#### [Written task]
Show each line that has the string "Cisco" in it.

(Collected data entries)
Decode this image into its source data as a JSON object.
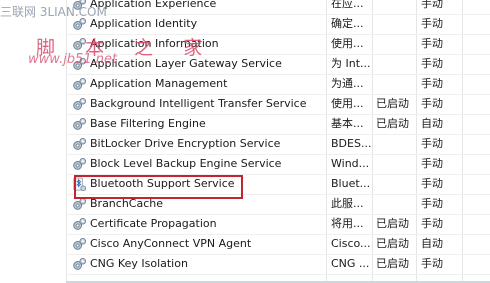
{
  "watermark": {
    "line1": "三联网 3LIAN.COM",
    "line2": "脚 本 之 家",
    "line3": "www.jb51.net"
  },
  "services": [
    {
      "name": "Application Experience",
      "desc": "在应...",
      "status": "",
      "startup": "手动"
    },
    {
      "name": "Application Identity",
      "desc": "确定...",
      "status": "",
      "startup": "手动"
    },
    {
      "name": "Application Information",
      "desc": "使用...",
      "status": "",
      "startup": "手动"
    },
    {
      "name": "Application Layer Gateway Service",
      "desc": "为 Int...",
      "status": "",
      "startup": "手动"
    },
    {
      "name": "Application Management",
      "desc": "为通...",
      "status": "",
      "startup": "手动"
    },
    {
      "name": "Background Intelligent Transfer Service",
      "desc": "使用...",
      "status": "已启动",
      "startup": "手动"
    },
    {
      "name": "Base Filtering Engine",
      "desc": "基本...",
      "status": "已启动",
      "startup": "自动"
    },
    {
      "name": "BitLocker Drive Encryption Service",
      "desc": "BDES...",
      "status": "",
      "startup": "手动"
    },
    {
      "name": "Block Level Backup Engine Service",
      "desc": "Wind...",
      "status": "",
      "startup": "手动"
    },
    {
      "name": "Bluetooth Support Service",
      "desc": "Bluet...",
      "status": "",
      "startup": "手动"
    },
    {
      "name": "BranchCache",
      "desc": "此服...",
      "status": "",
      "startup": "手动"
    },
    {
      "name": "Certificate Propagation",
      "desc": "将用...",
      "status": "已启动",
      "startup": "手动"
    },
    {
      "name": "Cisco AnyConnect VPN Agent",
      "desc": "Cisco...",
      "status": "已启动",
      "startup": "自动"
    },
    {
      "name": "CNG Key Isolation",
      "desc": "CNG ...",
      "status": "已启动",
      "startup": "手动"
    }
  ],
  "icons": {
    "service": "gear-icon",
    "bluetooth": "bluetooth-service-icon"
  },
  "colors": {
    "highlight": "#c0262d",
    "watermark": "#d64a6a"
  }
}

#### [The response]
      "name": "Cisco AnyConnect VPN Agent",
      "desc": "Cisco...",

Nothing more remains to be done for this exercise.